[Begin Dataset extract]
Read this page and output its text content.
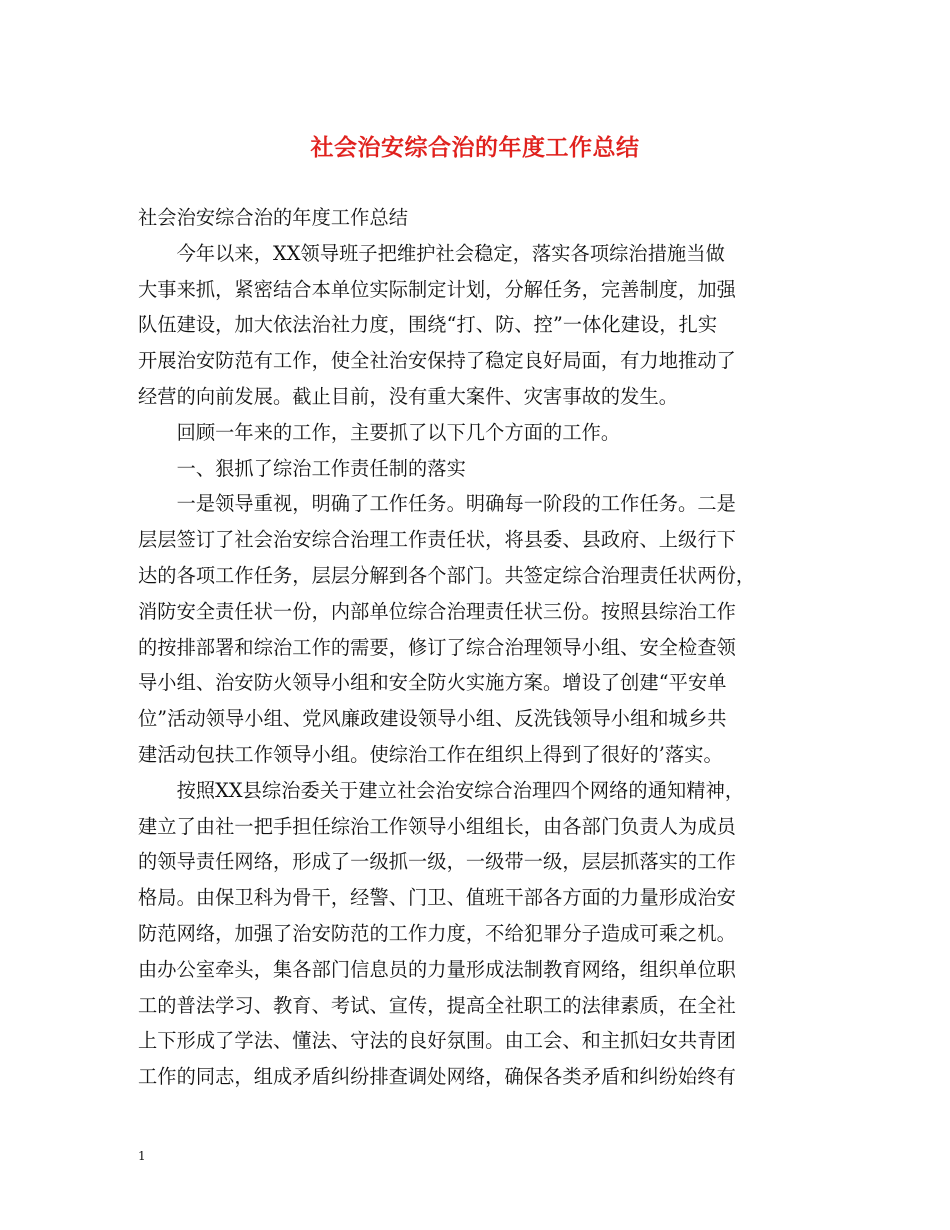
社会治安综合治的年度工作总结
社会治安综合治的年度工作总结
　　今年以来，XX领导班子把维护社会稳定，落实各项综治措施当做
大事来抓，紧密结合本单位实际制定计划，分解任务，完善制度，加强
队伍建设，加大依法治社力度，围绕“打、防、控”一体化建设，扎实
开展治安防范有工作，使全社治安保持了稳定良好局面，有力地推动了
经营的向前发展。截止目前，没有重大案件、灾害事故的发生。
　　回顾一年来的工作，主要抓了以下几个方面的工作。
　　一、狠抓了综治工作责任制的落实
　　一是领导重视，明确了工作任务。明确每一阶段的工作任务。二是
层层签订了社会治安综合治理工作责任状，将县委、县政府、上级行下
达的各项工作任务，层层分解到各个部门。共签定综合治理责任状两份，
消防安全责任状一份，内部单位综合治理责任状三份。按照县综治工作
的按排部署和综治工作的需要，修订了综合治理领导小组、安全检查领
导小组、治安防火领导小组和安全防火实施方案。增设了创建“平安单
位”活动领导小组、党风廉政建设领导小组、反洗钱领导小组和城乡共
建活动包扶工作领导小组。使综治工作在组织上得到了很好的’落实。
　　按照XX县综治委关于建立社会治安综合治理四个网络的通知精神，
建立了由社一把手担任综治工作领导小组组长，由各部门负责人为成员
的领导责任网络，形成了一级抓一级，一级带一级，层层抓落实的工作
格局。由保卫科为骨干，经警、门卫、值班干部各方面的力量形成治安
防范网络，加强了治安防范的工作力度，不给犯罪分子造成可乘之机。
由办公室牵头，集各部门信息员的力量形成法制教育网络，组织单位职
工的普法学习、教育、考试、宣传，提高全社职工的法律素质，在全社
上下形成了学法、懂法、守法的良好氛围。由工会、和主抓妇女共青团
工作的同志，组成矛盾纠纷排查调处网络，确保各类矛盾和纠纷始终有
1
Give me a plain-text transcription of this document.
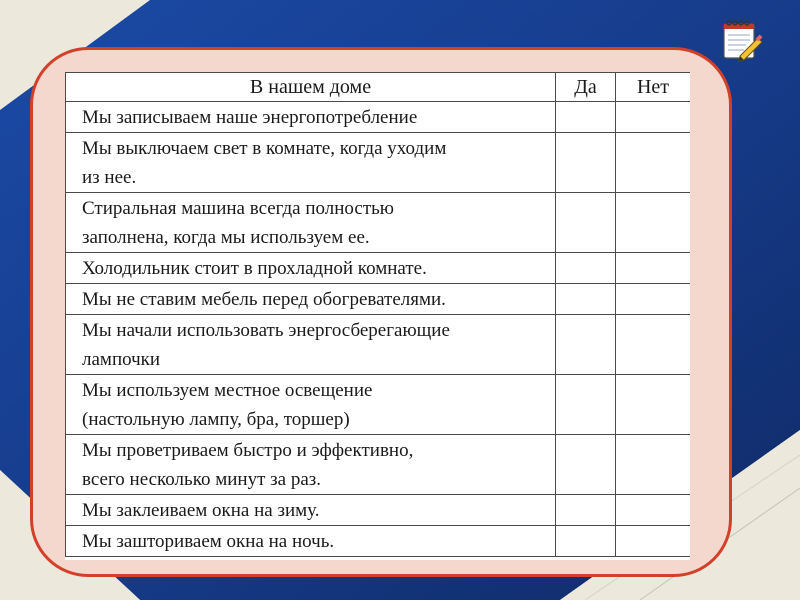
В нашем доме	Да	Нет

Мы записываем наше энергопотребление		

Мы выключаем свет в комнате, когда уходим
из нее.		

Стиральная машина всегда полностью
заполнена, когда мы используем ее.		

Холодильник стоит в прохладной комнате.		

Мы не ставим мебель перед обогревателями.		

Мы начали использовать энергосберегающие
лампочки		

Мы используем местное освещение
(настольную лампу, бра, торшер)		

Мы проветриваем быстро и эффективно,
всего несколько минут за раз.		

Мы заклеиваем окна на зиму.		

Мы зашториваем окна на ночь.		
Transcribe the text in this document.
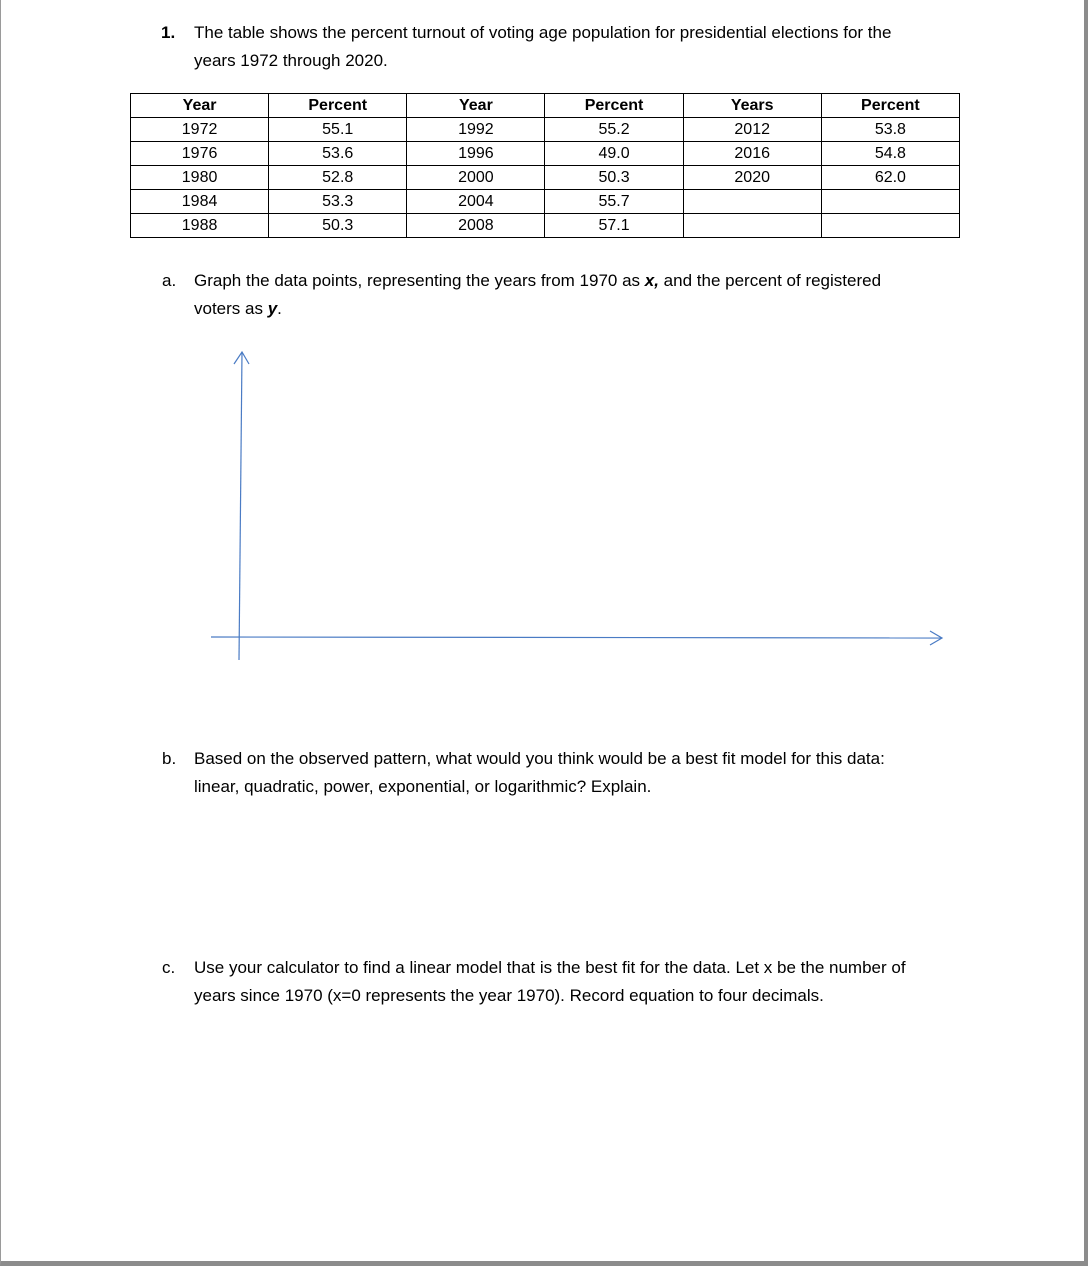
1. The table shows the percent turnout of voting age population for presidential elections for the
years 1972 through 2020.

Year	Percent	Year	Percent	Years	Percent
1972	55.1	1992	55.2	2012	53.8
1976	53.6	1996	49.0	2016	54.8
1980	52.8	2000	50.3	2020	62.0
1984	53.3	2004	55.7		
1988	50.3	2008	57.1		
a. Graph the data points, representing the years from 1970 as x, and the percent of registered
voters as y.

b. Based on the observed pattern, what would you think would be a best fit model for this data:
linear, quadratic, power, exponential, or logarithmic? Explain.

c. Use your calculator to find a linear model that is the best fit for the data. Let x be the number of
years since 1970 (x=0 represents the year 1970). Record equation to four decimals.
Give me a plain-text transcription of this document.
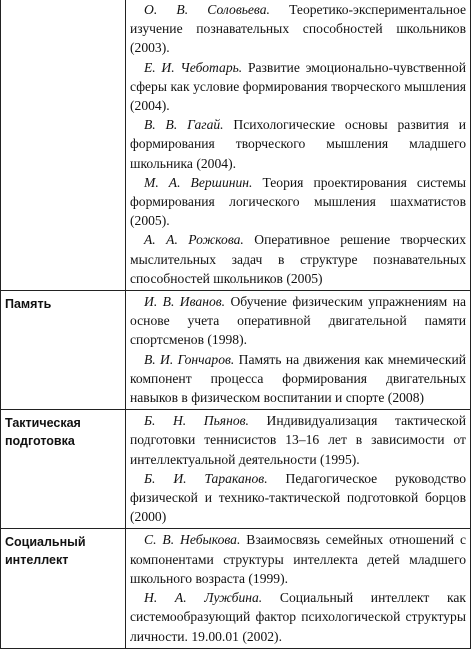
	О. В. Соловьева. Теоретико-экспериментальное изучение познавательных способностей школьников (2003).

Е. И. Чеботарь. Развитие эмоционально-чувственной сферы как условие формирования творческого мышления (2004).

В. В. Гагай. Психологические основы развития и формирования творческого мышления младшего школьника (2004).

М. А. Вершинин. Теория проектирования системы формирования логического мышления шахматистов (2005).

А. А. Рожкова. Оперативное решение творческих мыслительных задач в структуре познавательных способностей школьников (2005)

Память	И. В. Иванов. Обучение физическим упражнениям на основе учета оперативной двигательной памяти спортсменов (1998).

В. И. Гончаров. Память на движения как мнемический компонент процесса формирования двигательных навыков в физическом воспитании и спорте (2008)

Тактическая подготовка	Б. Н. Пьянов. Индивидуализация тактической подготовки теннисистов 13–16 лет в зависимости от интеллектуальной деятельности (1995).

Б. И. Тараканов. Педагогическое руководство физической и технико-тактической подготовкой борцов (2000)

Социальный интеллект	С. В. Небыкова. Взаимосвязь семейных отношений с компонентами структуры интеллекта детей младшего школьного возраста (1999).

Н. А. Лужбина. Социальный интеллект как системообразующий фактор психологической структуры личности. 19.00.01 (2002).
[End Dataset extract]
Objective: Copy all the entries word for word. Omit any pictures.

Written answer:
Read this page and output its text content.
社会治安综合治的年度工作总结
社会治安综合治的年度工作总结
　　今年以来，XX领导班子把维护社会稳定，落实各项综治措施当做
大事来抓，紧密结合本单位实际制定计划，分解任务，完善制度，加强
队伍建设，加大依法治社力度，围绕“打、防、控”一体化建设，扎实
开展治安防范有工作，使全社治安保持了稳定良好局面，有力地推动了
经营的向前发展。截止目前，没有重大案件、灾害事故的发生。
　　回顾一年来的工作，主要抓了以下几个方面的工作。
　　一、狠抓了综治工作责任制的落实
　　一是领导重视，明确了工作任务。明确每一阶段的工作任务。二是
层层签订了社会治安综合治理工作责任状，将县委、县政府、上级行下
达的各项工作任务，层层分解到各个部门。共签定综合治理责任状两份，
消防安全责任状一份，内部单位综合治理责任状三份。按照县综治工作
的按排部署和综治工作的需要，修订了综合治理领导小组、安全检查领
导小组、治安防火领导小组和安全防火实施方案。增设了创建“平安单
位”活动领导小组、党风廉政建设领导小组、反洗钱领导小组和城乡共
建活动包扶工作领导小组。使综治工作在组织上得到了很好的’落实。
　　按照XX县综治委关于建立社会治安综合治理四个网络的通知精神，
建立了由社一把手担任综治工作领导小组组长，由各部门负责人为成员
的领导责任网络，形成了一级抓一级，一级带一级，层层抓落实的工作
格局。由保卫科为骨干，经警、门卫、值班干部各方面的力量形成治安
防范网络，加强了治安防范的工作力度，不给犯罪分子造成可乘之机。
由办公室牵头，集各部门信息员的力量形成法制教育网络，组织单位职
工的普法学习、教育、考试、宣传，提高全社职工的法律素质，在全社
上下形成了学法、懂法、守法的良好氛围。由工会、和主抓妇女共青团
工作的同志，组成矛盾纠纷排查调处网络，确保各类矛盾和纠纷始终有
1
Give me a plain-text transcription of this document.
В нашем доме	Да	Нет

Мы записываем наше энергопотребление		

Мы выключаем свет в комнате, когда уходим
из нее.		

Стиральная машина всегда полностью
заполнена, когда мы используем ее.		

Холодильник стоит в прохладной комнате.		

Мы не ставим мебель перед обогревателями.		

Мы начали использовать энергосберегающие
лампочки		

Мы используем местное освещение
(настольную лампу, бра, торшер)		

Мы проветриваем быстро и эффективно,
всего несколько минут за раз.		

Мы заклеиваем окна на зиму.		

Мы зашториваем окна на ночь.		
Transcribe the text in this document.
1. The table shows the percent turnout of voting age population for presidential elections for the
years 1972 through 2020.

Year	Percent	Year	Percent	Years	Percent
1972	55.1	1992	55.2	2012	53.8
1976	53.6	1996	49.0	2016	54.8
1980	52.8	2000	50.3	2020	62.0
1984	53.3	2004	55.7		
1988	50.3	2008	57.1		
a. Graph the data points, representing the years from 1970 as x, and the percent of registered
voters as y.

b. Based on the observed pattern, what would you think would be a best fit model for this data:
linear, quadratic, power, exponential, or logarithmic? Explain.

c. Use your calculator to find a linear model that is the best fit for the data. Let x be the number of
years since 1970 (x=0 represents the year 1970). Record equation to four decimals.
Give me a plain-text transcription of this document.
	О. В. Соловьева. Теоретико-экспериментальное изучение познавательных способностей школьников (2003).

Е. И. Чеботарь. Развитие эмоционально-чувственной сферы как условие формирования творческого мышления (2004).

В. В. Гагай. Психологические основы развития и формирования творческого мышления младшего школьника (2004).

М. А. Вершинин. Теория проектирования системы формирования логического мышления шахматистов (2005).

А. А. Рожкова. Оперативное решение творческих мыслительных задач в структуре познавательных способностей школьников (2005)

Память	И. В. Иванов. Обучение физическим упражнениям на основе учета оперативной двигательной памяти спортсменов (1998).

В. И. Гончаров. Память на движения как мнемический компонент процесса формирования двигательных навыков в физическом воспитании и спорте (2008)

Тактическая подготовка	Б. Н. Пьянов. Индивидуализация тактической подготовки теннисистов 13–16 лет в зависимости от интеллектуальной деятельности (1995).

Б. И. Тараканов. Педагогическое руководство физической и технико-тактической подготовкой борцов (2000)

Социальный интеллект	С. В. Небыкова. Взаимосвязь семейных отношений с компонентами структуры интеллекта детей младшего школьного возраста (1999).

Н. А. Лужбина. Социальный интеллект как системообразующий фактор психологической структуры личности. 19.00.01 (2002).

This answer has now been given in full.